__AUSGEWÄHLTER AUSZUG__:
+---+
Allerdings stellt sich nach anfänglicher Neugier bald auch etwas Frustration aufgrund beschränkter Möglichkeiten ein. Immer wieder hat man keine wirkliche Wahlfreiheit und kann auf die Spitze getrieben lediglich zwischen "Ja" und "Ja" entscheiden oder wird gar bei einer anscheinend "falschen" Antwortkombination quasi auf den letzten Spielstand zurück gesetzt. Auch das Einbinden des Zuschauers als unsichtbare Macht in den Inhalt der Handlung kommt etwas aufgesetzt daher und mag entsprechend nicht so recht überzeugend gelingen.
Nach einer ersten eigenen Runde und Nachlesen, welchen Weg andere so mit welchen Resultat gegangen sind, erhärtet sich der Eindruck, dass alles doch deutlich gradliniger ist, als erhofft.
Das war schon bei Netflix' interaktiven Kurzfilm Der Gestiefelte Kater und das magische Buch der Fall, was allerdings auch hauptsächlich für Kinder gedacht ist und lediglich um die 15 Minuten dauert. Das gleiche Prinzip stumpf für Black Mirror zu nutzen und damit auch bis zu 90 Minuten spannend gestalten zu wollen, ist schon verwunderlich. Zumal an einigen Punkten das Potential hinsichtlich Wahn und psychologischen Spielereien lediglich im Ansatz genutzt wurden. Da geht wesentlich mehr, wie Black Mirror selbst in der Vergangenheit schon zeigte.
+---+
__INHALT DER DATENSÄTZE__:
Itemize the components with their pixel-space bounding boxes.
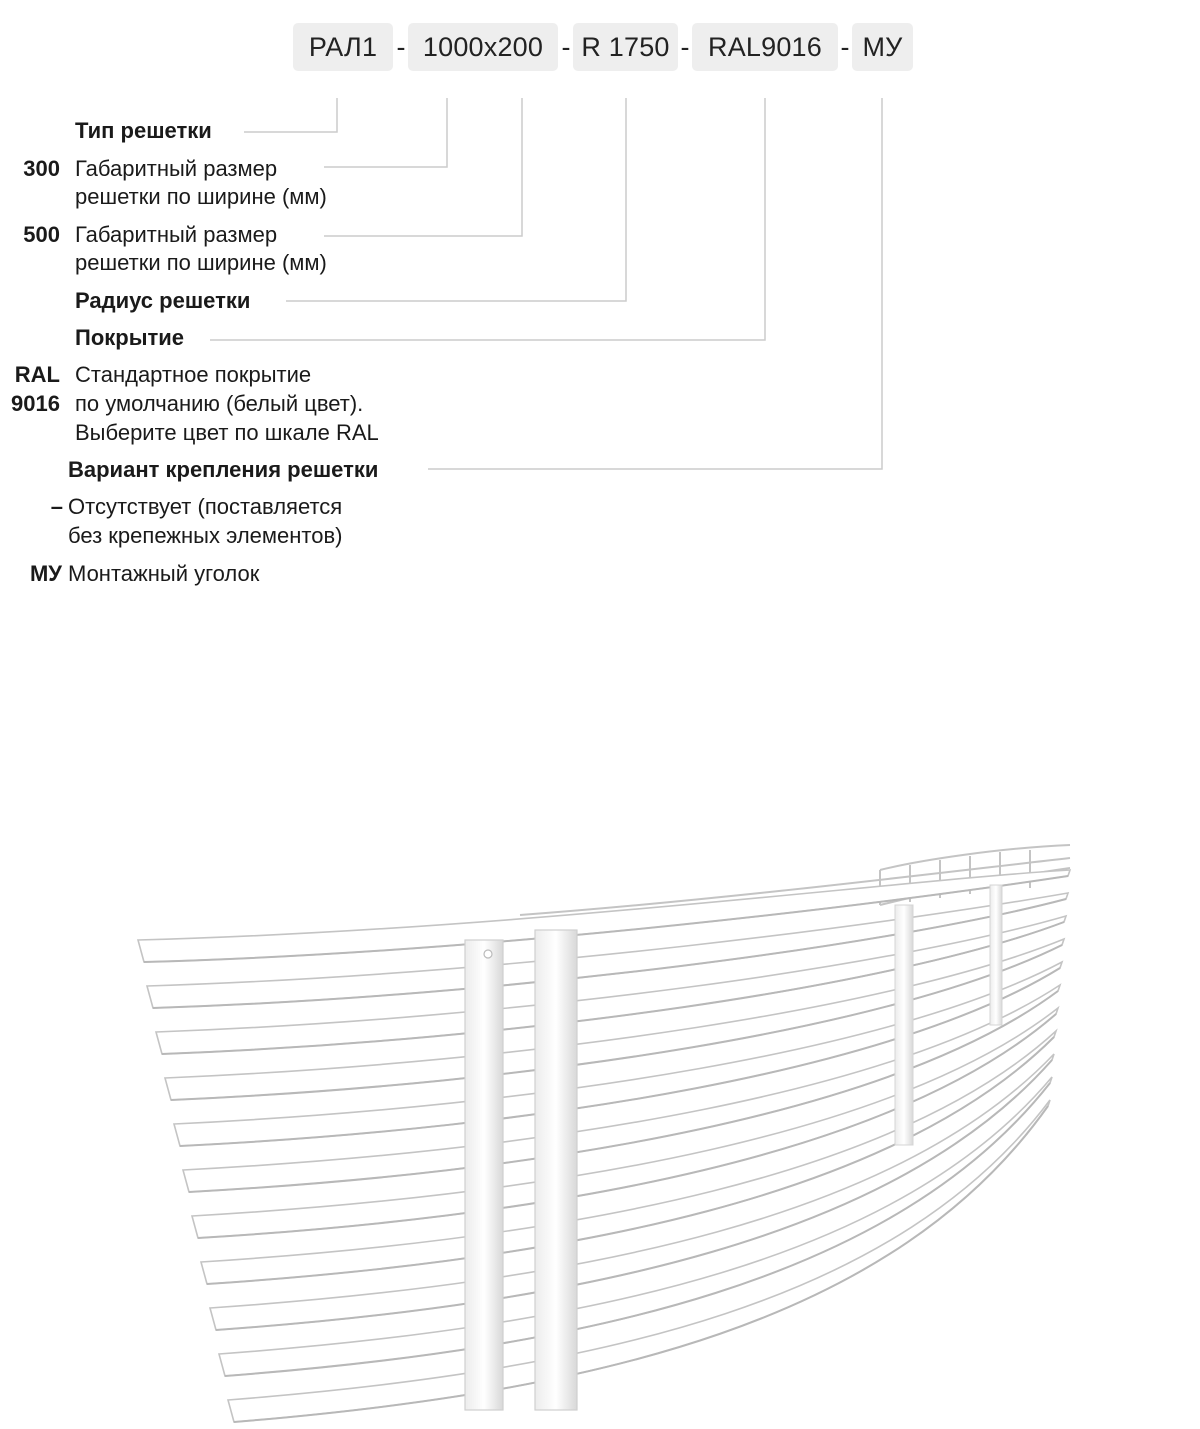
type-label: Тип решетки	[75, 118, 212, 143]
code-segment-type: РАЛ1	[293, 23, 393, 71]
grille-rib	[464, 939, 504, 1411]
grille-ribs	[464, 884, 1003, 1411]
mount-label: Вариант крепления решетки	[68, 457, 379, 482]
grille-slat-edge	[179, 967, 1061, 1147]
grille-slat-edge	[143, 875, 1069, 963]
coating-label: Покрытие	[75, 325, 185, 350]
mount-hole	[483, 949, 493, 959]
code-separator: -	[680, 32, 690, 62]
code-separator: -	[561, 32, 571, 62]
grille-slat-edge	[215, 1059, 1053, 1331]
curved-grille-illustration	[136, 844, 1072, 1423]
mount-angle-code: МУ	[29, 561, 62, 586]
leader-height	[324, 98, 523, 237]
grille-slat-edge	[224, 1082, 1051, 1377]
grille-slat-edge	[206, 1036, 1055, 1285]
mount-angle-desc: Монтажный уголок	[68, 561, 260, 586]
leader-mount	[428, 98, 883, 470]
mount-none-desc-line1: Отсутствует (поставляется	[68, 494, 343, 519]
code-segment-coating: RAL9016	[692, 23, 838, 71]
width-desc-line1: Габаритный размер	[75, 156, 278, 181]
leader-lines	[210, 98, 883, 470]
mount-none-code: –	[50, 494, 63, 519]
coating-code-line1: RAL	[14, 362, 60, 387]
code-separator: -	[396, 32, 406, 62]
height-desc-line2: решетки по ширине (мм)	[75, 250, 327, 275]
grille-rib	[894, 904, 914, 1146]
grille-slat-edge	[197, 1013, 1057, 1239]
grille-rib	[534, 929, 578, 1411]
leader-width	[324, 98, 448, 168]
mount-none-desc-line2: без крепежных элементов)	[68, 523, 343, 548]
coating-desc-line3: Выберите цвет по шкале RAL	[75, 420, 379, 445]
grille-slat-edge	[152, 898, 1067, 1009]
grille-slat-edge	[188, 990, 1059, 1193]
leader-type	[244, 98, 338, 133]
code-segment-radius: R 1750	[573, 23, 678, 71]
grille-slat-edge	[170, 944, 1063, 1101]
code-segment-size: 1000х200	[408, 23, 558, 71]
coating-desc-line2: по умолчанию (белый цвет).	[75, 391, 364, 416]
code-separator: -	[840, 32, 850, 62]
width-desc-line2: решетки по ширине (мм)	[75, 184, 327, 209]
grille-slat-edge	[233, 1105, 1049, 1423]
leader-radius	[286, 98, 627, 302]
grille-rib	[989, 884, 1003, 1026]
code-segment-mount: МУ	[852, 23, 913, 71]
grille-slats	[136, 869, 1072, 1423]
grille-slat-edge	[161, 921, 1065, 1055]
width-code: 300	[23, 156, 60, 181]
height-desc-line1: Габаритный размер	[75, 222, 278, 247]
coating-code-line2: 9016	[11, 391, 60, 416]
leader-coating	[210, 98, 766, 341]
height-code: 500	[23, 222, 60, 247]
radius-label: Радиус решетки	[75, 288, 251, 313]
coating-desc-line1: Стандартное покрытие	[75, 362, 312, 387]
+---+
__GESTELLTE AUFGABE 1__:
Wie lange dauert laut der Besprechung zum interaktiven Black Mirror der Kurzfilm Der Gestiefelte Kater und das magische Buch?
__GESTELLTE AUFGABE 2__:
Setze die Besprechung zum interaktiven Black Mirror im Anschluss an ihren letzten Satz fort.

__ANTWORT ZUR AUFGABE 1__:
Er dauert nur um die 15 Minuten.

__ANTWORT ZUR AUFGABE 2__:
Dazu ist "TV trifft Spiel" im Computerspielbereich wahrlich nichts Neues. Ein Beispiel aus meiner eigenen Jugend Ende der 90er-Jahre ist das heißgeliebte Akte-X-Spiel, bei dem man an der Seite von Mulder und Scully eine Episode erspielt. In einer Mischung aus Click-and-Point und Antwortauswahl. Alles tatsächlich gedreht und ganz der Optik der TV-Serie treu, inklusive bekannter Darsteller. Irgendwo müsste ich die sieben CD-Roms auch noch haben. Statt Fortschrittsstaunen also eher Nostalgieflash dank 'Bandersnatch'.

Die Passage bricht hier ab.